» **Exercise instructions**
Quote the data below in full, please, without altering anything.

━━━━━━━━━━

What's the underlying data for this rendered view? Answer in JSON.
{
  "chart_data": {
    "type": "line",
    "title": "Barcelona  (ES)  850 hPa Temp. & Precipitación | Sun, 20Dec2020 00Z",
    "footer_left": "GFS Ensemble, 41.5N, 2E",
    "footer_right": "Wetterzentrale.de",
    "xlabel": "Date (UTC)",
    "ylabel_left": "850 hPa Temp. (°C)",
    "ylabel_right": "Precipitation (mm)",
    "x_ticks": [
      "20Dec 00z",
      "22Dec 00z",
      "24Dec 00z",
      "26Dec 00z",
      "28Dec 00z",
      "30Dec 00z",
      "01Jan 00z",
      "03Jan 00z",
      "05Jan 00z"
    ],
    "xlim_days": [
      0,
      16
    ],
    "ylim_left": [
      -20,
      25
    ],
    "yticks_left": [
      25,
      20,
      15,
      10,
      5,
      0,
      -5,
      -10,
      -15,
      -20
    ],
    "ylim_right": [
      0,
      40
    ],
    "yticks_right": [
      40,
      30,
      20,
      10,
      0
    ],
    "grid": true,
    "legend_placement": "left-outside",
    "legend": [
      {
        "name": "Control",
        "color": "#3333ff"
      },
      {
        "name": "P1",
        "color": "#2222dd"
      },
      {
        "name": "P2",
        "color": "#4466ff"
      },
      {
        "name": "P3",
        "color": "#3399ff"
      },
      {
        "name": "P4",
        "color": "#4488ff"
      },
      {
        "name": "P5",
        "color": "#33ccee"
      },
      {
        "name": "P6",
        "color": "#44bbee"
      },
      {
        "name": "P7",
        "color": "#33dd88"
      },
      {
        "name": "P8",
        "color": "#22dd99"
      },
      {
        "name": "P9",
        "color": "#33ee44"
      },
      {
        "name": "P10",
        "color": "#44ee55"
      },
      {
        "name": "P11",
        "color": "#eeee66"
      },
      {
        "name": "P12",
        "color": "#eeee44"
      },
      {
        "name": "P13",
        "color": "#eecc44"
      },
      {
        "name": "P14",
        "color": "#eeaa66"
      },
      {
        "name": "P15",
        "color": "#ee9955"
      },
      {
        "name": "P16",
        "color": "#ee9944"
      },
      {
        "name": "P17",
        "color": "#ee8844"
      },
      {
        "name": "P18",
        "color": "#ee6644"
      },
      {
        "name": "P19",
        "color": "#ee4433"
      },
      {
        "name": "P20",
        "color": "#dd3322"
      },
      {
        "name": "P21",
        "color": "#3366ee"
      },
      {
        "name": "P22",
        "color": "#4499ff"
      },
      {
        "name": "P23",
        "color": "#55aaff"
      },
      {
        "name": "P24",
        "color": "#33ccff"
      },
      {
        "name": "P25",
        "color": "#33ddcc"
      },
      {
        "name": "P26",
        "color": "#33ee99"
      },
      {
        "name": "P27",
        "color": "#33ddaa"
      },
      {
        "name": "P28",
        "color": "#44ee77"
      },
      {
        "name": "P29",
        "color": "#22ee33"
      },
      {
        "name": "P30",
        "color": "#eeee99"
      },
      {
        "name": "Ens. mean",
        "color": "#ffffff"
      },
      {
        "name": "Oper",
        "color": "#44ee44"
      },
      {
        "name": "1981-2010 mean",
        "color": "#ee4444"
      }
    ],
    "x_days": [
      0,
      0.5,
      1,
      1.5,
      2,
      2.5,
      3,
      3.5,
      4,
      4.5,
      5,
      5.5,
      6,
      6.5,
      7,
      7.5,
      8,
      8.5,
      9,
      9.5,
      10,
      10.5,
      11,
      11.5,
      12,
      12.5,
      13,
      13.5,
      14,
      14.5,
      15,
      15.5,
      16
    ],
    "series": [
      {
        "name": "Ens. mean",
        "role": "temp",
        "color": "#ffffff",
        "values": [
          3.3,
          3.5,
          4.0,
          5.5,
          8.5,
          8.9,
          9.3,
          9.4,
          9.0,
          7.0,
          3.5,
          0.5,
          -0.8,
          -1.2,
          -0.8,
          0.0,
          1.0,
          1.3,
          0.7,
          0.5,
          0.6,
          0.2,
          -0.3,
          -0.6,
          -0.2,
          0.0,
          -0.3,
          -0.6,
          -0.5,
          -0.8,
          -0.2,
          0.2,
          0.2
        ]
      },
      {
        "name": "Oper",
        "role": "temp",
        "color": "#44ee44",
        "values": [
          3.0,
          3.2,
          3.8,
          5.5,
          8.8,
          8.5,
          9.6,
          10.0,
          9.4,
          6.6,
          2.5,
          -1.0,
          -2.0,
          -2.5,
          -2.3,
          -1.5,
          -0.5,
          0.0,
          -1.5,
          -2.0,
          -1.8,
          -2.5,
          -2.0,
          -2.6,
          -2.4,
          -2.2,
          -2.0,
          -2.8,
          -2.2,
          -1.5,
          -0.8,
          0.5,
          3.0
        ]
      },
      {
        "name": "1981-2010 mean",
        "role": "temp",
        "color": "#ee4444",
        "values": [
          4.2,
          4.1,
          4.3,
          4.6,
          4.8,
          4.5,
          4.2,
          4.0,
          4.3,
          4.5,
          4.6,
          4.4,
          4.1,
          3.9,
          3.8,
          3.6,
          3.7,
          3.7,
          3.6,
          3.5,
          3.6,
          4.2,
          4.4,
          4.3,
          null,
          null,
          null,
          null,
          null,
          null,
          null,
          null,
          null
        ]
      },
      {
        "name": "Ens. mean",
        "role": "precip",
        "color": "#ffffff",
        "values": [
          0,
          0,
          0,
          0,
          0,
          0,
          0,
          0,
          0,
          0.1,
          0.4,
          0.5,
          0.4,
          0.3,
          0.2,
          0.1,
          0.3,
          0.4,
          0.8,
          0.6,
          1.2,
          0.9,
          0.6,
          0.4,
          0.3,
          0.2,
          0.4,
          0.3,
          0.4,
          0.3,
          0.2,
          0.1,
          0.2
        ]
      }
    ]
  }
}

━━━━━━━━━━

» **Written solution**
What's the underlying data for this rendered view? Answer in JSON.
{
  "chart_data": {
    "type": "line",
    "title": "Barcelona  (ES)  850 hPa Temp. & Precipitación | Sun, 20Dec2020 00Z",
    "footer_left": "GFS Ensemble, 41.5N, 2E",
    "footer_right": "Wetterzentrale.de",
    "xlabel": "Date (UTC)",
    "ylabel_left": "850 hPa Temp. (°C)",
    "ylabel_right": "Precipitation (mm)",
    "x_ticks": [
      "20Dec 00z",
      "22Dec 00z",
      "24Dec 00z",
      "26Dec 00z",
      "28Dec 00z",
      "30Dec 00z",
      "01Jan 00z",
      "03Jan 00z",
      "05Jan 00z"
    ],
    "xlim_days": [
      0,
      16
    ],
    "ylim_left": [
      -20,
      25
    ],
    "yticks_left": [
      25,
      20,
      15,
      10,
      5,
      0,
      -5,
      -10,
      -15,
      -20
    ],
    "ylim_right": [
      0,
      40
    ],
    "yticks_right": [
      40,
      30,
      20,
      10,
      0
    ],
    "grid": true,
    "legend_placement": "left-outside",
    "legend": [
      {
        "name": "Control",
        "color": "#3333ff"
      },
      {
        "name": "P1",
        "color": "#2222dd"
      },
      {
        "name": "P2",
        "color": "#4466ff"
      },
      {
        "name": "P3",
        "color": "#3399ff"
      },
      {
        "name": "P4",
        "color": "#4488ff"
      },
      {
        "name": "P5",
        "color": "#33ccee"
      },
      {
        "name": "P6",
        "color": "#44bbee"
      },
      {
        "name": "P7",
        "color": "#33dd88"
      },
      {
        "name": "P8",
        "color": "#22dd99"
      },
      {
        "name": "P9",
        "color": "#33ee44"
      },
      {
        "name": "P10",
        "color": "#44ee55"
      },
      {
        "name": "P11",
        "color": "#eeee66"
      },
      {
        "name": "P12",
        "color": "#eeee44"
      },
      {
        "name": "P13",
        "color": "#eecc44"
      },
      {
        "name": "P14",
        "color": "#eeaa66"
      },
      {
        "name": "P15",
        "color": "#ee9955"
      },
      {
        "name": "P16",
        "color": "#ee9944"
      },
      {
        "name": "P17",
        "color": "#ee8844"
      },
      {
        "name": "P18",
        "color": "#ee6644"
      },
      {
        "name": "P19",
        "color": "#ee4433"
      },
      {
        "name": "P20",
        "color": "#dd3322"
      },
      {
        "name": "P21",
        "color": "#3366ee"
      },
      {
        "name": "P22",
        "color": "#4499ff"
      },
      {
        "name": "P23",
        "color": "#55aaff"
      },
      {
        "name": "P24",
        "color": "#33ccff"
      },
      {
        "name": "P25",
        "color": "#33ddcc"
      },
      {
        "name": "P26",
        "color": "#33ee99"
      },
      {
        "name": "P27",
        "color": "#33ddaa"
      },
      {
        "name": "P28",
        "color": "#44ee77"
      },
      {
        "name": "P29",
        "color": "#22ee33"
      },
      {
        "name": "P30",
        "color": "#eeee99"
      },
      {
        "name": "Ens. mean",
        "color": "#ffffff"
      },
      {
        "name": "Oper",
        "color": "#44ee44"
      },
      {
        "name": "1981-2010 mean",
        "color": "#ee4444"
      }
    ],
    "x_days": [
      0,
      0.5,
      1,
      1.5,
      2,
      2.5,
      3,
      3.5,
      4,
      4.5,
      5,
      5.5,
      6,
      6.5,
      7,
      7.5,
      8,
      8.5,
      9,
      9.5,
      10,
      10.5,
      11,
      11.5,
      12,
      12.5,
      13,
      13.5,
      14,
      14.5,
      15,
      15.5,
      16
    ],
    "series": [
      {
        "name": "Ens. mean",
        "role": "temp",
        "color": "#ffffff",
        "values": [
          3.3,
          3.5,
          4.0,
          5.5,
          8.5,
          8.9,
          9.3,
          9.4,
          9.0,
          7.0,
          3.5,
          0.5,
          -0.8,
          -1.2,
          -0.8,
          0.0,
          1.0,
          1.3,
          0.7,
          0.5,
          0.6,
          0.2,
          -0.3,
          -0.6,
          -0.2,
          0.0,
          -0.3,
          -0.6,
          -0.5,
          -0.8,
          -0.2,
          0.2,
          0.2
        ]
      },
      {
        "name": "Oper",
        "role": "temp",
        "color": "#44ee44",
        "values": [
          3.0,
          3.2,
          3.8,
          5.5,
          8.8,
          8.5,
          9.6,
          10.0,
          9.4,
          6.6,
          2.5,
          -1.0,
          -2.0,
          -2.5,
          -2.3,
          -1.5,
          -0.5,
          0.0,
          -1.5,
          -2.0,
          -1.8,
          -2.5,
          -2.0,
          -2.6,
          -2.4,
          -2.2,
          -2.0,
          -2.8,
          -2.2,
          -1.5,
          -0.8,
          0.5,
          3.0
        ]
      },
      {
        "name": "1981-2010 mean",
        "role": "temp",
        "color": "#ee4444",
        "values": [
          4.2,
          4.1,
          4.3,
          4.6,
          4.8,
          4.5,
          4.2,
          4.0,
          4.3,
          4.5,
          4.6,
          4.4,
          4.1,
          3.9,
          3.8,
          3.6,
          3.7,
          3.7,
          3.6,
          3.5,
          3.6,
          4.2,
          4.4,
          4.3,
          null,
          null,
          null,
          null,
          null,
          null,
          null,
          null,
          null
        ]
      },
      {
        "name": "Ens. mean",
        "role": "precip",
        "color": "#ffffff",
        "values": [
          0,
          0,
          0,
          0,
          0,
          0,
          0,
          0,
          0,
          0.1,
          0.4,
          0.5,
          0.4,
          0.3,
          0.2,
          0.1,
          0.3,
          0.4,
          0.8,
          0.6,
          1.2,
          0.9,
          0.6,
          0.4,
          0.3,
          0.2,
          0.4,
          0.3,
          0.4,
          0.3,
          0.2,
          0.1,
          0.2
        ]
      }
    ]
  }
}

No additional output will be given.